**What is needed**
Return a copy of every line in the records that includes the word "text".

**Data listing**
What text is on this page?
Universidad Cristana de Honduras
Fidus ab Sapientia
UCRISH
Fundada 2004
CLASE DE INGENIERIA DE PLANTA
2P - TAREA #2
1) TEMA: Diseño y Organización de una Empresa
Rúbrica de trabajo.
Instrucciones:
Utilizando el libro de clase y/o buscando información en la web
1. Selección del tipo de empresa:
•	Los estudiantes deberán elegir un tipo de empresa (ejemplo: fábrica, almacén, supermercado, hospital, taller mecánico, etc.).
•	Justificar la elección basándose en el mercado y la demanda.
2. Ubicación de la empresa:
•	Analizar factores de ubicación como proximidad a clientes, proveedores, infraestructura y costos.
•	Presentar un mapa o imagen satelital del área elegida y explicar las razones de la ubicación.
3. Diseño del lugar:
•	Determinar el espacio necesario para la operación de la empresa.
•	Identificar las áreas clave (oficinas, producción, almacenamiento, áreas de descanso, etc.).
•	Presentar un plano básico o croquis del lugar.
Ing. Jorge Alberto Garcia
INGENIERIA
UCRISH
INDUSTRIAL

---

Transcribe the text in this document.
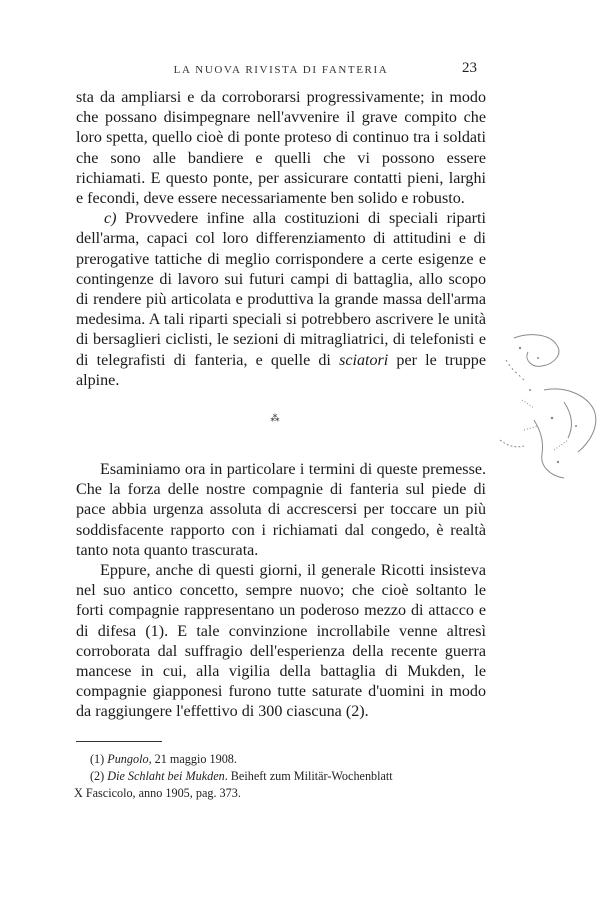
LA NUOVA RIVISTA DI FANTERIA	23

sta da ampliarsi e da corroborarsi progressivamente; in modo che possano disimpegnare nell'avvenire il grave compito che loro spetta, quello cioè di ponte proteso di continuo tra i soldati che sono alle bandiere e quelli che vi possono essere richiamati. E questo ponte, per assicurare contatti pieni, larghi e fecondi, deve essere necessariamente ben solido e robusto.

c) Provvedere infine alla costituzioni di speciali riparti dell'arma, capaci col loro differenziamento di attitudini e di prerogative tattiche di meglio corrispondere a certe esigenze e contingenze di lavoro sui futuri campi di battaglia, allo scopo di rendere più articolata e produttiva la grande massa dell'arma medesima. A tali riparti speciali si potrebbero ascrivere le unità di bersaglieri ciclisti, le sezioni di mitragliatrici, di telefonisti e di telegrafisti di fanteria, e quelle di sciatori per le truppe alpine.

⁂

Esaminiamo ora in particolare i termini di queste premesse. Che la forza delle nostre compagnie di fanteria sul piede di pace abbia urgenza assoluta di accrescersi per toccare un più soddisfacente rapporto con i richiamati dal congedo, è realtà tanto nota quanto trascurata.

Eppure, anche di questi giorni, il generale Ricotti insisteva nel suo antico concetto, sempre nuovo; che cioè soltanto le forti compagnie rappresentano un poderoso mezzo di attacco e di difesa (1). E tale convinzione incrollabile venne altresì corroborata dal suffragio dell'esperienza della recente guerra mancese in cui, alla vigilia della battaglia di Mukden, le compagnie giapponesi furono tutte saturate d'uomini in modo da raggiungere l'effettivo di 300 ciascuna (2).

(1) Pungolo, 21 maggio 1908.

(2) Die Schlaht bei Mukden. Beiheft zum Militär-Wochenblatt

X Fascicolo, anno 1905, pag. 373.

**Answer below**
What text is on this page?
Transcribe the text in this document.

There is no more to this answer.